• [CHALLENGE]:
Pictures do not belong in the copy; restate the records below word for word.

┌────────

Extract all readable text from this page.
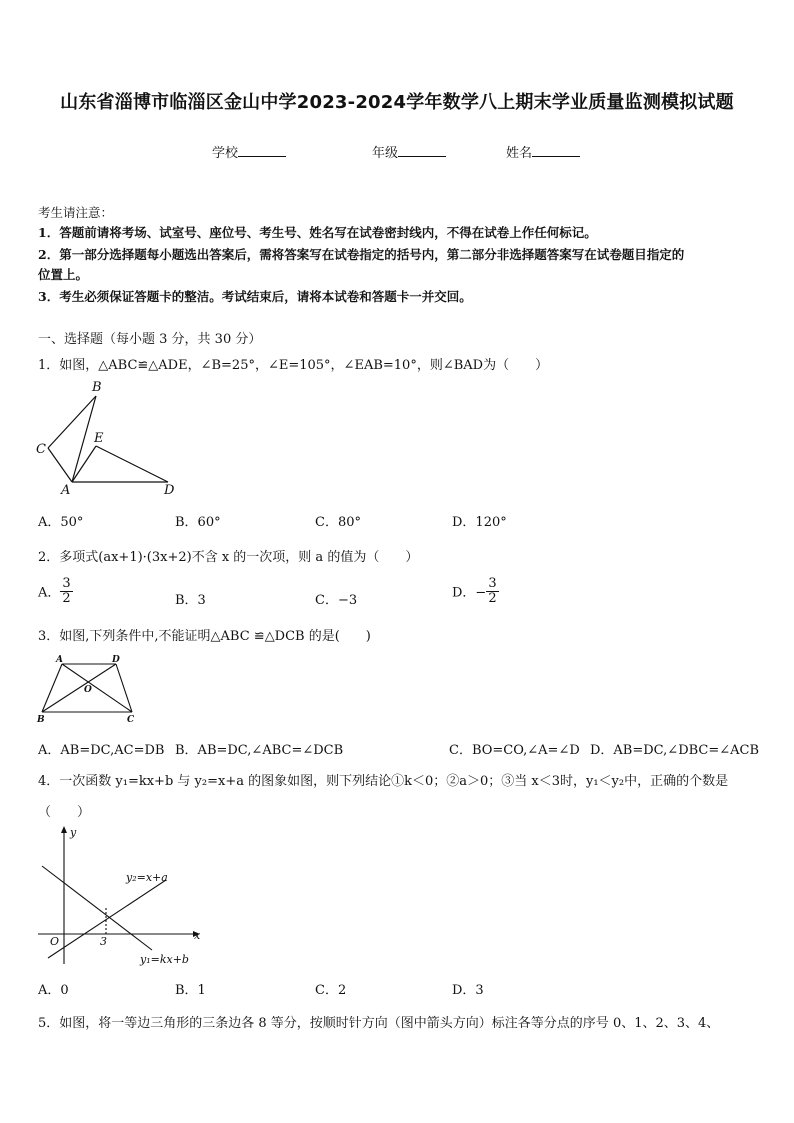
山东省淄博市临淄区金山中学2023-2024学年数学八上期末学业质量监测模拟试题
学校	年级	姓名
考生请注意：
1．答题前请将考场、试室号、座位号、考生号、姓名写在试卷密封线内，不得在试卷上作任何标记。
2．第一部分选择题每小题选出答案后，需将答案写在试卷指定的括号内，第二部分非选择题答案写在试卷题目指定的
位置上。
3．考生必须保证答题卡的整洁。考试结束后，请将本试卷和答题卡一并交回。
一、选择题（每小题 3 分，共 30 分）
1．如图，△ABC≌△ADE，∠B=25°，∠E=105°，∠EAB=10°，则∠BAD为（　　）
B
C
E
A	D
A．50°	B．60°	C．80°	D．120°
2．多项式(ax+1)·(3x+2)不含 x 的一次项，则 a 的值为（　　）
A． $\frac{3}{2}$	B．3	C．−3	D．− $\frac{3}{2}$
3．如图,下列条件中,不能证明△ABC ≌△DCB 的是(　　)
A	D
O
B	C
A．AB=DC,AC=DB B．AB=DC,∠ABC=∠DCB	C．BO=CO,∠A=∠D D．AB=DC,∠DBC=∠ACB
4．一次函数 y₁=kx+b 与 y₂=x+a 的图象如图，则下列结论①k＜0；②a＞0；③当 x＜3时，y₁＜y₂中，正确的个数是
（　　）
y
x
O	3
y₂=x+a
y₁=kx+b
A．0	B．1	C．2	D．3
5．如图，将一等边三角形的三条边各 8 等分，按顺时针方向（图中箭头方向）标注各等分点的序号 0、1、2、3、4、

└────────

• [ANSWER BELOW]:
Extract all readable text from this page.
山东省淄博市临淄区金山中学2023-2024学年数学八上期末学业质量监测模拟试题
学校	年级	姓名
考生请注意：
1．答题前请将考场、试室号、座位号、考生号、姓名写在试卷密封线内，不得在试卷上作任何标记。
2．第一部分选择题每小题选出答案后，需将答案写在试卷指定的括号内，第二部分非选择题答案写在试卷题目指定的
位置上。
3．考生必须保证答题卡的整洁。考试结束后，请将本试卷和答题卡一并交回。
一、选择题（每小题 3 分，共 30 分）
1．如图，△ABC≌△ADE，∠B=25°，∠E=105°，∠EAB=10°，则∠BAD为（　　）
B
C
E
A	D
A．50°	B．60°	C．80°	D．120°
2．多项式(ax+1)·(3x+2)不含 x 的一次项，则 a 的值为（　　）
A． $\frac{3}{2}$	B．3	C．−3	D．− $\frac{3}{2}$
3．如图,下列条件中,不能证明△ABC ≌△DCB 的是(　　)
A	D
O
B	C
A．AB=DC,AC=DB B．AB=DC,∠ABC=∠DCB	C．BO=CO,∠A=∠D D．AB=DC,∠DBC=∠ACB
4．一次函数 y₁=kx+b 与 y₂=x+a 的图象如图，则下列结论①k＜0；②a＞0；③当 x＜3时，y₁＜y₂中，正确的个数是
（　　）
y
x
O	3
y₂=x+a
y₁=kx+b
A．0	B．1	C．2	D．3
5．如图，将一等边三角形的三条边各 8 等分，按顺时针方向（图中箭头方向）标注各等分点的序号 0、1、2、3、4、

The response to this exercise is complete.